(GIVEN EXERCISE) Collect each line holding the string "Grade".

[Begin ENTRIES PROVIDED]

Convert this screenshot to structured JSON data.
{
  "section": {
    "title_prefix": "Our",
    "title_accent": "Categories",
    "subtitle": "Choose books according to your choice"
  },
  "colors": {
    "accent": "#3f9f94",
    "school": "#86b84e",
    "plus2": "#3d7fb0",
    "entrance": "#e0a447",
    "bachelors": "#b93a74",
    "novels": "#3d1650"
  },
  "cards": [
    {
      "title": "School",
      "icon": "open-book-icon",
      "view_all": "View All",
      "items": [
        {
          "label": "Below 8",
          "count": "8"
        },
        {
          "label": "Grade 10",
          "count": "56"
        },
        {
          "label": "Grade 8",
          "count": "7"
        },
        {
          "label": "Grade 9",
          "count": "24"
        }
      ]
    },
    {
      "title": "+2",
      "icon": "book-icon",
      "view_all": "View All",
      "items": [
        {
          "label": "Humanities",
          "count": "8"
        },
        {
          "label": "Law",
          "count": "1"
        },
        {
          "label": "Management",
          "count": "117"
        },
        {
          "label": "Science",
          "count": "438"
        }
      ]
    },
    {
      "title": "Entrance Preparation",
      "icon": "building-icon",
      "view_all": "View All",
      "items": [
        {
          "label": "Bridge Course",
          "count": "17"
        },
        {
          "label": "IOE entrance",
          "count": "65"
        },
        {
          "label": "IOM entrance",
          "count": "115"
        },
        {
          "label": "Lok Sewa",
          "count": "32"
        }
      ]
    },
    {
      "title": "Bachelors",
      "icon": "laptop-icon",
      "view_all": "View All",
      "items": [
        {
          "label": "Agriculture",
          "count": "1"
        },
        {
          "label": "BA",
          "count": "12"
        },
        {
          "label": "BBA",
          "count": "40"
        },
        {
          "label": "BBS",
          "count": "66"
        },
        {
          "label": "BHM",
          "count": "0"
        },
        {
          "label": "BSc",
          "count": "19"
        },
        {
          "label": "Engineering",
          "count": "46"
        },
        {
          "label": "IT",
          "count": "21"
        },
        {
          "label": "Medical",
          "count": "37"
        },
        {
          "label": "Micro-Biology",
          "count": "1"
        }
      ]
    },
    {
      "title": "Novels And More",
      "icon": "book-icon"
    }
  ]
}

[End ENTRIES PROVIDED]

(CORRECT RESPONSE)
          "label": "Grade 10",
          "label": "Grade 8",
          "label": "Grade 9",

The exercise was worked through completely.